» **Task description**:
Take the entries below and reproduce them word for word.

» **Record excerpts**:
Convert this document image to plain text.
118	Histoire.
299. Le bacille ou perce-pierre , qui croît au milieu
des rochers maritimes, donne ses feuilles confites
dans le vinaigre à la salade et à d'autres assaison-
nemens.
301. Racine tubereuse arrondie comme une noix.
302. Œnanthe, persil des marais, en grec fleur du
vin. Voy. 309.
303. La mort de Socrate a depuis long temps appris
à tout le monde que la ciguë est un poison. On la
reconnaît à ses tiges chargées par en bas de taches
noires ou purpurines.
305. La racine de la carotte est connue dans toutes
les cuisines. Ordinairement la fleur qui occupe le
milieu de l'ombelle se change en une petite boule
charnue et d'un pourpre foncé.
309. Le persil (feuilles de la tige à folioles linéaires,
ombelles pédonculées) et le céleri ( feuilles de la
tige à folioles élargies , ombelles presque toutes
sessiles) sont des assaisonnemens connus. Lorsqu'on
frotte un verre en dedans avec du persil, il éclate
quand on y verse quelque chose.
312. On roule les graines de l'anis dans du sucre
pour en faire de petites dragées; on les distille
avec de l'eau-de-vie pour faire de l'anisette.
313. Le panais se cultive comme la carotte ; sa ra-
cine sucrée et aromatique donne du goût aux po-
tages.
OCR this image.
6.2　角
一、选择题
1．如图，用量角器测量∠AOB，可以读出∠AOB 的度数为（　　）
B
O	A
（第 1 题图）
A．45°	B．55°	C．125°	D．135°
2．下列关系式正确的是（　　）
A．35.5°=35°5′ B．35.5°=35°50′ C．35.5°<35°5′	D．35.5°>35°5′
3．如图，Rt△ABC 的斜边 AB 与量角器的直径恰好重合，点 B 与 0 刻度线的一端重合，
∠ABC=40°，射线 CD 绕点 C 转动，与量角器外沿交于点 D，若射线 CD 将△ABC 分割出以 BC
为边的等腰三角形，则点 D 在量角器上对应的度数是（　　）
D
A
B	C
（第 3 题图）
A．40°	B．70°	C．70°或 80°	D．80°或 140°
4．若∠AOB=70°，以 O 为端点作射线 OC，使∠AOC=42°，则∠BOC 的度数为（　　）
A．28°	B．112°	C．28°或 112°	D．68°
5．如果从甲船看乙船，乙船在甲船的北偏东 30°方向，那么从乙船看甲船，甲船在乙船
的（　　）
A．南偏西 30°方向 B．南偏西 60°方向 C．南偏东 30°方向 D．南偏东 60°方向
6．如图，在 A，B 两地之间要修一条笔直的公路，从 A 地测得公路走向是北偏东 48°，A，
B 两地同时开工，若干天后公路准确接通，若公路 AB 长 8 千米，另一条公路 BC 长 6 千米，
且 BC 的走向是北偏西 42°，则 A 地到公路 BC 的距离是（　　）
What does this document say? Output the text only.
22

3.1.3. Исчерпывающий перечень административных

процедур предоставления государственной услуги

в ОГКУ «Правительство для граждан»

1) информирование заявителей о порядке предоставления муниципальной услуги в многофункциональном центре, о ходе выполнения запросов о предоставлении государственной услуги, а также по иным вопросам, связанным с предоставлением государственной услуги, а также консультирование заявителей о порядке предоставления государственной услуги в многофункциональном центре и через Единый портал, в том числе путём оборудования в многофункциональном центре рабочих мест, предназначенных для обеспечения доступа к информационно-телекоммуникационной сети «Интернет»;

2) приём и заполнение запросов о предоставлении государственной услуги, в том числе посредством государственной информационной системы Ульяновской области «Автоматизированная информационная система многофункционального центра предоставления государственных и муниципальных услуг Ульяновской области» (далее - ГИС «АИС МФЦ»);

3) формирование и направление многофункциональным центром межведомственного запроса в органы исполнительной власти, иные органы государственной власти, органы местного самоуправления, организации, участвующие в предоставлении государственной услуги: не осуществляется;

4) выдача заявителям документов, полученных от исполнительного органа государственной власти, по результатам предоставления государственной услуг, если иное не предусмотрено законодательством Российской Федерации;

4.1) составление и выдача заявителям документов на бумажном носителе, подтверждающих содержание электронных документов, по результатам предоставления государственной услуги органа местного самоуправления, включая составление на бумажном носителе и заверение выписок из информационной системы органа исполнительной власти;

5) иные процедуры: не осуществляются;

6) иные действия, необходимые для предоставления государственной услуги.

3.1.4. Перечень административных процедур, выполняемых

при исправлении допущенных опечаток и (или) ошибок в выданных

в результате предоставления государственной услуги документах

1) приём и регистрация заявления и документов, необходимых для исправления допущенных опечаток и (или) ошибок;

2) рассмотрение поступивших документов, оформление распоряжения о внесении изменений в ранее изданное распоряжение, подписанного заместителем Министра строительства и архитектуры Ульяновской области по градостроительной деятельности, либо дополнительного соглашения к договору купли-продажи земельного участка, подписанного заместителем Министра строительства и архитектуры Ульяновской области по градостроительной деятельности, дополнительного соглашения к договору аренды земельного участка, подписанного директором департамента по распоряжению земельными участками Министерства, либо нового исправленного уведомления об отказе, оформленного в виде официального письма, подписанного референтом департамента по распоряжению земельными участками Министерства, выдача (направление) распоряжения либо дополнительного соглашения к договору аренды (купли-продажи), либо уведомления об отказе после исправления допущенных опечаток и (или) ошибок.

» **Task response**:
Convert this document image to plain text.
118	Histoire.
299. Le bacille ou perce-pierre , qui croît au milieu
des rochers maritimes, donne ses feuilles confites
dans le vinaigre à la salade et à d'autres assaison-
nemens.
301. Racine tubereuse arrondie comme une noix.
302. Œnanthe, persil des marais, en grec fleur du
vin. Voy. 309.
303. La mort de Socrate a depuis long temps appris
à tout le monde que la ciguë est un poison. On la
reconnaît à ses tiges chargées par en bas de taches
noires ou purpurines.
305. La racine de la carotte est connue dans toutes
les cuisines. Ordinairement la fleur qui occupe le
milieu de l'ombelle se change en une petite boule
charnue et d'un pourpre foncé.
309. Le persil (feuilles de la tige à folioles linéaires,
ombelles pédonculées) et le céleri ( feuilles de la
tige à folioles élargies , ombelles presque toutes
sessiles) sont des assaisonnemens connus. Lorsqu'on
frotte un verre en dedans avec du persil, il éclate
quand on y verse quelque chose.
312. On roule les graines de l'anis dans du sucre
pour en faire de petites dragées; on les distille
avec de l'eau-de-vie pour faire de l'anisette.
313. Le panais se cultive comme la carotte ; sa ra-
cine sucrée et aromatique donne du goût aux po-
tages.
OCR this image.
6.2　角
一、选择题
1．如图，用量角器测量∠AOB，可以读出∠AOB 的度数为（　　）
B
O	A
（第 1 题图）
A．45°	B．55°	C．125°	D．135°
2．下列关系式正确的是（　　）
A．35.5°=35°5′ B．35.5°=35°50′ C．35.5°<35°5′	D．35.5°>35°5′
3．如图，Rt△ABC 的斜边 AB 与量角器的直径恰好重合，点 B 与 0 刻度线的一端重合，
∠ABC=40°，射线 CD 绕点 C 转动，与量角器外沿交于点 D，若射线 CD 将△ABC 分割出以 BC
为边的等腰三角形，则点 D 在量角器上对应的度数是（　　）
D
A
B	C
（第 3 题图）
A．40°	B．70°	C．70°或 80°	D．80°或 140°
4．若∠AOB=70°，以 O 为端点作射线 OC，使∠AOC=42°，则∠BOC 的度数为（　　）
A．28°	B．112°	C．28°或 112°	D．68°
5．如果从甲船看乙船，乙船在甲船的北偏东 30°方向，那么从乙船看甲船，甲船在乙船
的（　　）
A．南偏西 30°方向 B．南偏西 60°方向 C．南偏东 30°方向 D．南偏东 60°方向
6．如图，在 A，B 两地之间要修一条笔直的公路，从 A 地测得公路走向是北偏东 48°，A，
B 两地同时开工，若干天后公路准确接通，若公路 AB 长 8 千米，另一条公路 BC 长 6 千米，
且 BC 的走向是北偏西 42°，则 A 地到公路 BC 的距离是（　　）
What does this document say? Output the text only.
22

3.1.3. Исчерпывающий перечень административных

процедур предоставления государственной услуги

в ОГКУ «Правительство для граждан»

1) информирование заявителей о порядке предоставления муниципальной услуги в многофункциональном центре, о ходе выполнения запросов о предоставлении государственной услуги, а также по иным вопросам, связанным с предоставлением государственной услуги, а также консультирование заявителей о порядке предоставления государственной услуги в многофункциональном центре и через Единый портал, в том числе путём оборудования в многофункциональном центре рабочих мест, предназначенных для обеспечения доступа к информационно-телекоммуникационной сети «Интернет»;

2) приём и заполнение запросов о предоставлении государственной услуги, в том числе посредством государственной информационной системы Ульяновской области «Автоматизированная информационная система многофункционального центра предоставления государственных и муниципальных услуг Ульяновской области» (далее - ГИС «АИС МФЦ»);

3) формирование и направление многофункциональным центром межведомственного запроса в органы исполнительной власти, иные органы государственной власти, органы местного самоуправления, организации, участвующие в предоставлении государственной услуги: не осуществляется;

4) выдача заявителям документов, полученных от исполнительного органа государственной власти, по результатам предоставления государственной услуг, если иное не предусмотрено законодательством Российской Федерации;

4.1) составление и выдача заявителям документов на бумажном носителе, подтверждающих содержание электронных документов, по результатам предоставления государственной услуги органа местного самоуправления, включая составление на бумажном носителе и заверение выписок из информационной системы органа исполнительной власти;

5) иные процедуры: не осуществляются;

6) иные действия, необходимые для предоставления государственной услуги.

3.1.4. Перечень административных процедур, выполняемых

при исправлении допущенных опечаток и (или) ошибок в выданных

в результате предоставления государственной услуги документах

1) приём и регистрация заявления и документов, необходимых для исправления допущенных опечаток и (или) ошибок;

2) рассмотрение поступивших документов, оформление распоряжения о внесении изменений в ранее изданное распоряжение, подписанного заместителем Министра строительства и архитектуры Ульяновской области по градостроительной деятельности, либо дополнительного соглашения к договору купли-продажи земельного участка, подписанного заместителем Министра строительства и архитектуры Ульяновской области по градостроительной деятельности, дополнительного соглашения к договору аренды земельного участка, подписанного директором департамента по распоряжению земельными участками Министерства, либо нового исправленного уведомления об отказе, оформленного в виде официального письма, подписанного референтом департамента по распоряжению земельными участками Министерства, выдача (направление) распоряжения либо дополнительного соглашения к договору аренды (купли-продажи), либо уведомления об отказе после исправления допущенных опечаток и (или) ошибок.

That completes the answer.